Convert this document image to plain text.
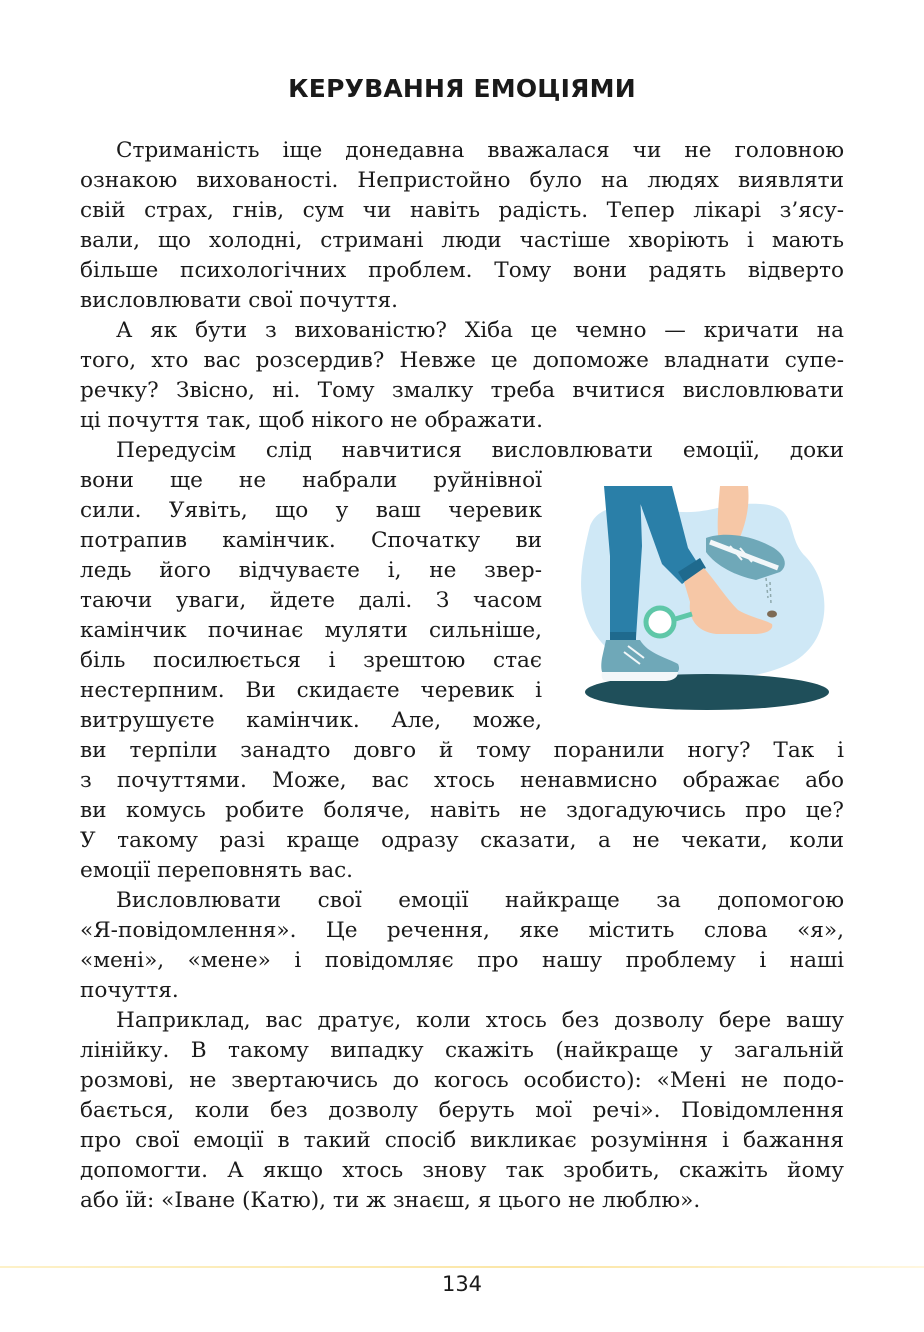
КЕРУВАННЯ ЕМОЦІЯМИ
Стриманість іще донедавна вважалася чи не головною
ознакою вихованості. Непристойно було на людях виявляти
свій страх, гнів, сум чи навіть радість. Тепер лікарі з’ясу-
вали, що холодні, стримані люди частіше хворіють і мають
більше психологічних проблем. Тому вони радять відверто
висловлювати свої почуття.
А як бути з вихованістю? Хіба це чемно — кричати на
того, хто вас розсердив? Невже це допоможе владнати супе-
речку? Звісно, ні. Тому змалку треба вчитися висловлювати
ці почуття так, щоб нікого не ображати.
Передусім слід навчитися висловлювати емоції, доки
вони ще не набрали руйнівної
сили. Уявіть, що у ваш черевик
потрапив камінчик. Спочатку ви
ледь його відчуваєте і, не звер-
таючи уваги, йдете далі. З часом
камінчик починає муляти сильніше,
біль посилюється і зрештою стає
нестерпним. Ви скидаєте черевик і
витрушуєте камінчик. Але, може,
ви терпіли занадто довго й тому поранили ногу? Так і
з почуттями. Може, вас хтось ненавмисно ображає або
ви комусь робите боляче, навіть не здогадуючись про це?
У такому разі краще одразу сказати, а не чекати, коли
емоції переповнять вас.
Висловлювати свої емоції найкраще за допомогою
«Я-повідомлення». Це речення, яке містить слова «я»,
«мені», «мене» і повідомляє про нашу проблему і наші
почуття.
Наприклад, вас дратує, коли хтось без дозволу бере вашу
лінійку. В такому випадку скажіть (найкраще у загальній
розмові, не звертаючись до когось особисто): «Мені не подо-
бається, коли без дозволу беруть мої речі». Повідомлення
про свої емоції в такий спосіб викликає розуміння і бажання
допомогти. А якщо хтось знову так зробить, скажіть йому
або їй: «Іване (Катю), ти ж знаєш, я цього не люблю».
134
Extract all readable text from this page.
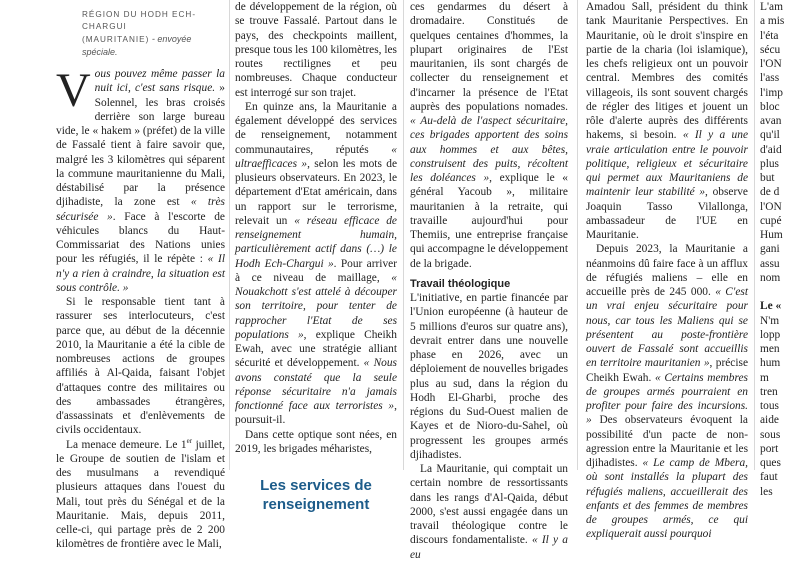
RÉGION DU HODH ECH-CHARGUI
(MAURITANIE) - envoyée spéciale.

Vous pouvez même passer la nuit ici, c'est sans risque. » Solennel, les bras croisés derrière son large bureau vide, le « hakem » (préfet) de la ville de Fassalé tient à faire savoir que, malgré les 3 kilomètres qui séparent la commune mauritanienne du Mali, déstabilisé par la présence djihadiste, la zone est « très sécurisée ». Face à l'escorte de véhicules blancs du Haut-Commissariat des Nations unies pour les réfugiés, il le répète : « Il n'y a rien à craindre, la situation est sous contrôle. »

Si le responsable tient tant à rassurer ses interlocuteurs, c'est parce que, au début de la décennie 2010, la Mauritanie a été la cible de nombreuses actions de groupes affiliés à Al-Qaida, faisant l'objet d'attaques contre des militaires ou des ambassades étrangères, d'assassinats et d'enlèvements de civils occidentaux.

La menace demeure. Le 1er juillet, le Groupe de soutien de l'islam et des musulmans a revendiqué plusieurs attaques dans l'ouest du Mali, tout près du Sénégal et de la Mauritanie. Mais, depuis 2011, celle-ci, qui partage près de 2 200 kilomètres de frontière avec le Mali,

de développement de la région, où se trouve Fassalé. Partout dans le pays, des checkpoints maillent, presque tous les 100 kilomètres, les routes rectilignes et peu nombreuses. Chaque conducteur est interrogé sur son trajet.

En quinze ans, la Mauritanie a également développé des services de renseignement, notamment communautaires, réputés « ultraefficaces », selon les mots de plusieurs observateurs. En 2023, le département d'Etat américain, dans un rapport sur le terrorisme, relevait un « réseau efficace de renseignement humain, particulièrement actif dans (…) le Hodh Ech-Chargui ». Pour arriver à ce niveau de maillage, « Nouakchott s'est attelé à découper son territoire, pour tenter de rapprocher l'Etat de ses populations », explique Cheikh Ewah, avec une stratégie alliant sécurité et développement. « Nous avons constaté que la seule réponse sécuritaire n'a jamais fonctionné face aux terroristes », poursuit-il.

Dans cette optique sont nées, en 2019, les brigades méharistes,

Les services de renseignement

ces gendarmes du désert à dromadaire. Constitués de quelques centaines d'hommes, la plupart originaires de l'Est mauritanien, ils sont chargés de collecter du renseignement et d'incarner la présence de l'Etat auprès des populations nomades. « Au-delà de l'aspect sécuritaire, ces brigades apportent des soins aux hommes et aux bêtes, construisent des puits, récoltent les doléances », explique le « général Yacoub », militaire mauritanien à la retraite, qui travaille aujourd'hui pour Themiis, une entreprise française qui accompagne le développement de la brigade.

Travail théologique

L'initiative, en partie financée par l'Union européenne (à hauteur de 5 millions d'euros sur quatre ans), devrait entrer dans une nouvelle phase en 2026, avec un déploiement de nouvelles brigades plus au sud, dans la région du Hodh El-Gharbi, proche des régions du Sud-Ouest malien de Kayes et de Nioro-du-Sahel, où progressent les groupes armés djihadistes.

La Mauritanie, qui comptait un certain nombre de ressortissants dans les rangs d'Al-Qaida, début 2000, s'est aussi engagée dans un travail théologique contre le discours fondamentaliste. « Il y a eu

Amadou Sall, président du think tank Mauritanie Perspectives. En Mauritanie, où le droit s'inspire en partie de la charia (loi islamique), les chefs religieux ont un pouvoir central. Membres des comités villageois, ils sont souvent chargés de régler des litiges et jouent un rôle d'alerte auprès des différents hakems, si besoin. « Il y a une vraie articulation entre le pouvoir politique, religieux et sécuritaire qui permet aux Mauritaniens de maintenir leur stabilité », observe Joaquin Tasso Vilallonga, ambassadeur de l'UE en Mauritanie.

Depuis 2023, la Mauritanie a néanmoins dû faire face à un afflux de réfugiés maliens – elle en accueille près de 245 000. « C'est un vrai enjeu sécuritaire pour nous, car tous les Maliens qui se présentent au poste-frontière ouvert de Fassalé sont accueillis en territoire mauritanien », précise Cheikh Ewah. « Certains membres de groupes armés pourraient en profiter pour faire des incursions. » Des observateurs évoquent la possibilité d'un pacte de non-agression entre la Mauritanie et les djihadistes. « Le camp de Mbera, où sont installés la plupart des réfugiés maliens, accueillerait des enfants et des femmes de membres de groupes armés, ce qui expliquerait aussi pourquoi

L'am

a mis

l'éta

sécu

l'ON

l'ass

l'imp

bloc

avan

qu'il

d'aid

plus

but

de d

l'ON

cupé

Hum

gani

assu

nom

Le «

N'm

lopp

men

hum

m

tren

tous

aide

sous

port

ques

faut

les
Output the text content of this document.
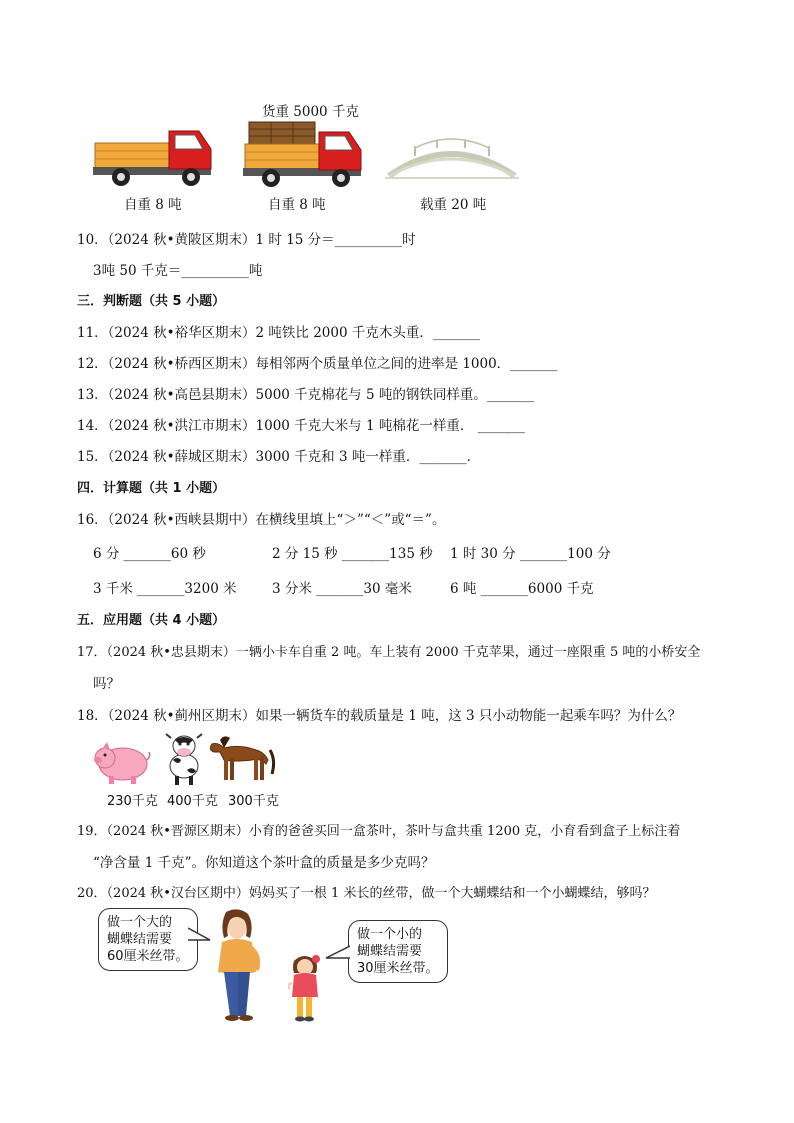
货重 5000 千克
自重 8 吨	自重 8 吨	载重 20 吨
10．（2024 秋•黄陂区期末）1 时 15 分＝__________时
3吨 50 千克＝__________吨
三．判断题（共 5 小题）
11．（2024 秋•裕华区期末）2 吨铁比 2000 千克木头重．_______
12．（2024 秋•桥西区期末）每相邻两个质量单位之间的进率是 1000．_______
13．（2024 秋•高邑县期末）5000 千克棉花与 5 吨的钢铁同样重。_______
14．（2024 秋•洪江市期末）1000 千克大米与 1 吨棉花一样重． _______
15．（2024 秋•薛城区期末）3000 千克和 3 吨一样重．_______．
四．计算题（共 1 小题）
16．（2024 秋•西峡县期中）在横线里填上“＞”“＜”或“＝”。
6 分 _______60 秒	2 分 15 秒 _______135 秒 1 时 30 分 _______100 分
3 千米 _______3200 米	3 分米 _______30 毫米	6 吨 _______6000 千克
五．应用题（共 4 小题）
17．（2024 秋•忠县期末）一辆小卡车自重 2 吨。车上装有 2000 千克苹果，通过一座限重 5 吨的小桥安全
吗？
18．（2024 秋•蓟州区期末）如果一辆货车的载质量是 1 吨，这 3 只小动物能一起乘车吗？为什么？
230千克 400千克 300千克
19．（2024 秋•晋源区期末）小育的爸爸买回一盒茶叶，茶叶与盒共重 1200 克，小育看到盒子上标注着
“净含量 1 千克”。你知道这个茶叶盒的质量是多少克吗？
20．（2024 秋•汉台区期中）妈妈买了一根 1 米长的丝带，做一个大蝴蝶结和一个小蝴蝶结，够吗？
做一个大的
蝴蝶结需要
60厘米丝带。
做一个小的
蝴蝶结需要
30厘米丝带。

•••

In the listing, find each line with the string "présence" and copy it.

Response to the task →
Vous pouvez même passer la nuit ici, c'est sans risque. » Solennel, les bras croisés derrière son large bureau vide, le « hakem » (préfet) de la ville de Fassalé tient à faire savoir que, malgré les 3 kilomètres qui séparent la commune mauritanienne du Mali, déstabilisé par la présence djihadiste, la zone est « très sécurisée ». Face à l'escorte de véhicules blancs du Haut-Commissariat des Nations unies pour les réfugiés, il le répète : « Il n'y a rien à craindre, la situation est sous contrôle. »
ces gendarmes du désert à dromadaire. Constitués de quelques centaines d'hommes, la plupart originaires de l'Est mauritanien, ils sont chargés de collecter du renseignement et d'incarner la présence de l'Etat auprès des populations nomades. « Au-delà de l'aspect sécuritaire, ces brigades apportent des soins aux hommes et aux bêtes, construisent des puits, récoltent les doléances », explique le « général Yacoub », militaire mauritanien à la retraite, qui travaille aujourd'hui pour Themiis, une entreprise française qui accompagne le développement de la brigade.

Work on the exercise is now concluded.